__INFORMATION SUPPLIED__
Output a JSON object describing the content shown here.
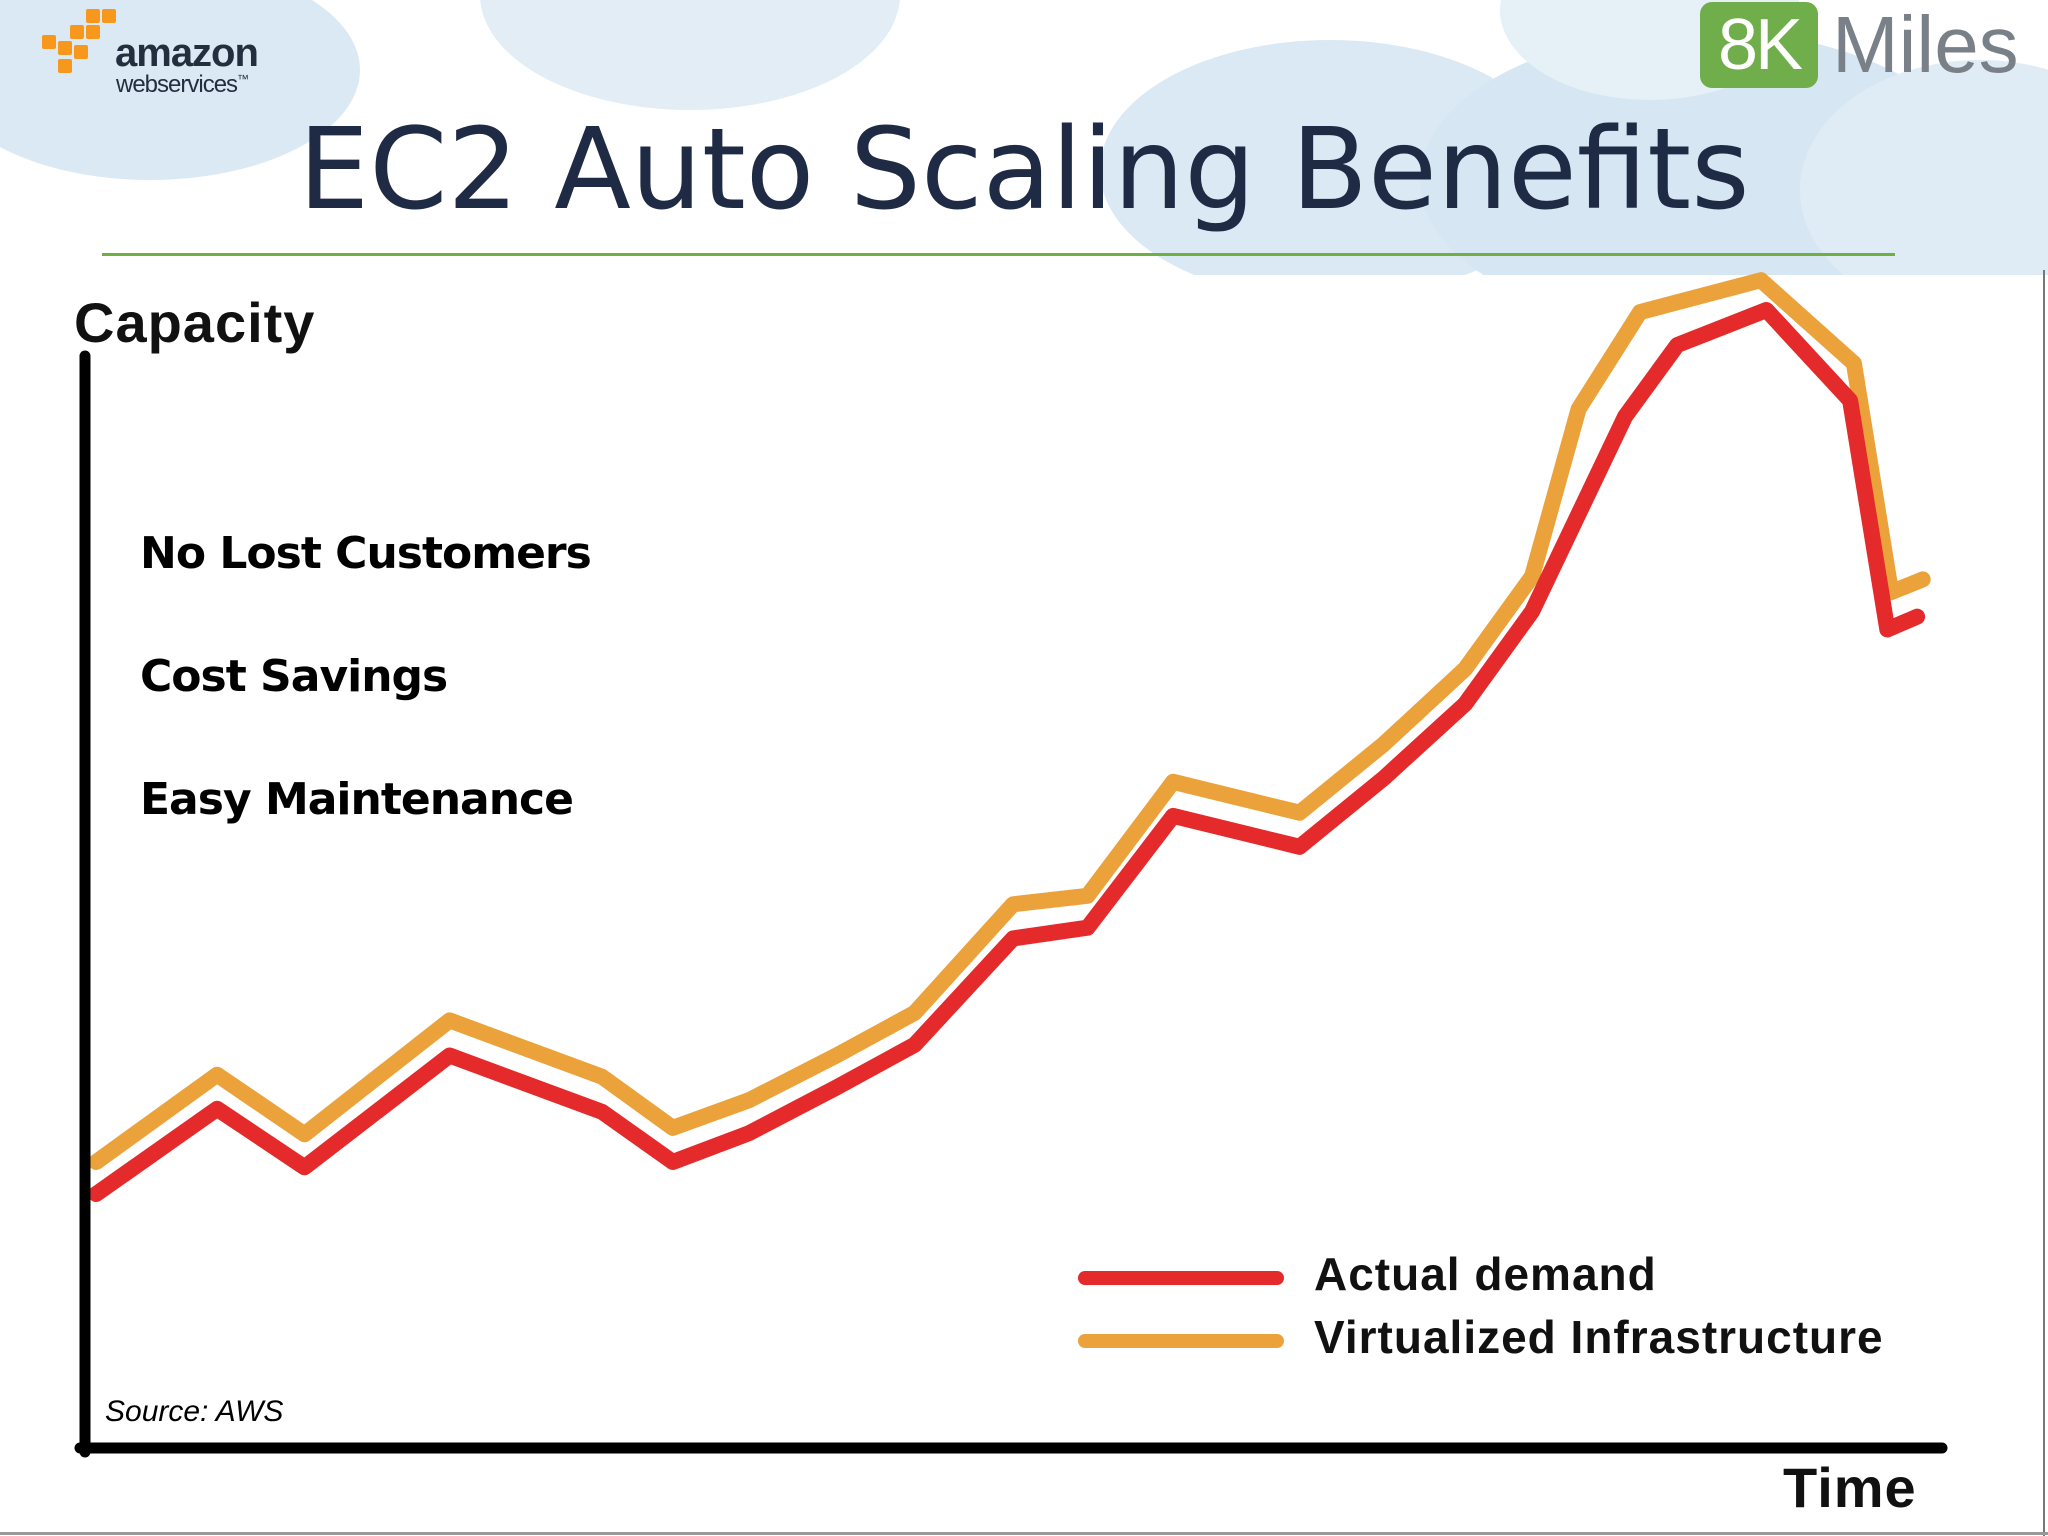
{
  "slide": {
    "title": "EC2 Auto Scaling Benefits",
    "source": "Source: AWS",
    "bullets": [
      "No Lost Customers",
      "Cost Savings",
      "Easy Maintenance"
    ]
  },
  "logos": {
    "aws": {
      "line1": "amazon",
      "line2": "webservices",
      "trademark": "™",
      "color": "#f7981d"
    },
    "miles": {
      "box_text": "8K",
      "text": "Miles",
      "box_color": "#6fae4a"
    }
  },
  "colors": {
    "title": "#1f2a44",
    "rule": "#6fb043",
    "actual": "#e42a2a",
    "virtual": "#eba23a",
    "axis": "#000000"
  },
  "chart_data": {
    "type": "line",
    "title": "",
    "xlabel": "Time",
    "ylabel": "Capacity",
    "xlim": [
      0,
      100
    ],
    "ylim": [
      0,
      100
    ],
    "grid": false,
    "legend_position": "bottom-right",
    "series": [
      {
        "name": "Actual demand",
        "color": "#e42a2a",
        "points": [
          [
            0.6,
            17
          ],
          [
            7.1,
            25
          ],
          [
            11.8,
            19.5
          ],
          [
            19.6,
            30
          ],
          [
            27.8,
            24.7
          ],
          [
            31.6,
            20
          ],
          [
            35.7,
            22.7
          ],
          [
            40.4,
            27
          ],
          [
            44.6,
            31
          ],
          [
            49.9,
            41
          ],
          [
            53.9,
            42
          ],
          [
            58.5,
            52.5
          ],
          [
            65.3,
            49.6
          ],
          [
            69.8,
            56
          ],
          [
            74.2,
            63
          ],
          [
            77.8,
            71.7
          ],
          [
            82.8,
            90
          ],
          [
            85.6,
            96.7
          ],
          [
            90.4,
            100
          ],
          [
            94.9,
            91.5
          ],
          [
            96.9,
            70
          ],
          [
            98.5,
            71.2
          ]
        ]
      },
      {
        "name": "Virtualized Infrastructure",
        "color": "#eba23a",
        "points": [
          [
            0.6,
            20
          ],
          [
            7.1,
            28.2
          ],
          [
            11.8,
            22.6
          ],
          [
            19.6,
            33.3
          ],
          [
            27.8,
            28
          ],
          [
            31.6,
            23.2
          ],
          [
            35.7,
            25.8
          ],
          [
            40.4,
            30
          ],
          [
            44.6,
            34
          ],
          [
            49.9,
            44.2
          ],
          [
            53.9,
            45
          ],
          [
            58.5,
            55.7
          ],
          [
            65.3,
            52.8
          ],
          [
            69.8,
            59.2
          ],
          [
            74.2,
            66.3
          ],
          [
            77.8,
            75
          ],
          [
            80.3,
            90.7
          ],
          [
            83.6,
            99.8
          ],
          [
            90.1,
            102.8
          ],
          [
            95.1,
            95
          ],
          [
            97.1,
            73.5
          ],
          [
            98.8,
            74.7
          ]
        ]
      }
    ]
  }
}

__TASK__
Make an exact copy of all entries above, dropping the images.

__RESPONSE TO THIS TASK__
Output a JSON object describing the content shown here.
{
  "slide": {
    "title": "EC2 Auto Scaling Benefits",
    "source": "Source: AWS",
    "bullets": [
      "No Lost Customers",
      "Cost Savings",
      "Easy Maintenance"
    ]
  },
  "logos": {
    "aws": {
      "line1": "amazon",
      "line2": "webservices",
      "trademark": "™",
      "color": "#f7981d"
    },
    "miles": {
      "box_text": "8K",
      "text": "Miles",
      "box_color": "#6fae4a"
    }
  },
  "colors": {
    "title": "#1f2a44",
    "rule": "#6fb043",
    "actual": "#e42a2a",
    "virtual": "#eba23a",
    "axis": "#000000"
  },
  "chart_data": {
    "type": "line",
    "title": "",
    "xlabel": "Time",
    "ylabel": "Capacity",
    "xlim": [
      0,
      100
    ],
    "ylim": [
      0,
      100
    ],
    "grid": false,
    "legend_position": "bottom-right",
    "series": [
      {
        "name": "Actual demand",
        "color": "#e42a2a",
        "points": [
          [
            0.6,
            17
          ],
          [
            7.1,
            25
          ],
          [
            11.8,
            19.5
          ],
          [
            19.6,
            30
          ],
          [
            27.8,
            24.7
          ],
          [
            31.6,
            20
          ],
          [
            35.7,
            22.7
          ],
          [
            40.4,
            27
          ],
          [
            44.6,
            31
          ],
          [
            49.9,
            41
          ],
          [
            53.9,
            42
          ],
          [
            58.5,
            52.5
          ],
          [
            65.3,
            49.6
          ],
          [
            69.8,
            56
          ],
          [
            74.2,
            63
          ],
          [
            77.8,
            71.7
          ],
          [
            82.8,
            90
          ],
          [
            85.6,
            96.7
          ],
          [
            90.4,
            100
          ],
          [
            94.9,
            91.5
          ],
          [
            96.9,
            70
          ],
          [
            98.5,
            71.2
          ]
        ]
      },
      {
        "name": "Virtualized Infrastructure",
        "color": "#eba23a",
        "points": [
          [
            0.6,
            20
          ],
          [
            7.1,
            28.2
          ],
          [
            11.8,
            22.6
          ],
          [
            19.6,
            33.3
          ],
          [
            27.8,
            28
          ],
          [
            31.6,
            23.2
          ],
          [
            35.7,
            25.8
          ],
          [
            40.4,
            30
          ],
          [
            44.6,
            34
          ],
          [
            49.9,
            44.2
          ],
          [
            53.9,
            45
          ],
          [
            58.5,
            55.7
          ],
          [
            65.3,
            52.8
          ],
          [
            69.8,
            59.2
          ],
          [
            74.2,
            66.3
          ],
          [
            77.8,
            75
          ],
          [
            80.3,
            90.7
          ],
          [
            83.6,
            99.8
          ],
          [
            90.1,
            102.8
          ],
          [
            95.1,
            95
          ],
          [
            97.1,
            73.5
          ],
          [
            98.8,
            74.7
          ]
        ]
      }
    ]
  }
}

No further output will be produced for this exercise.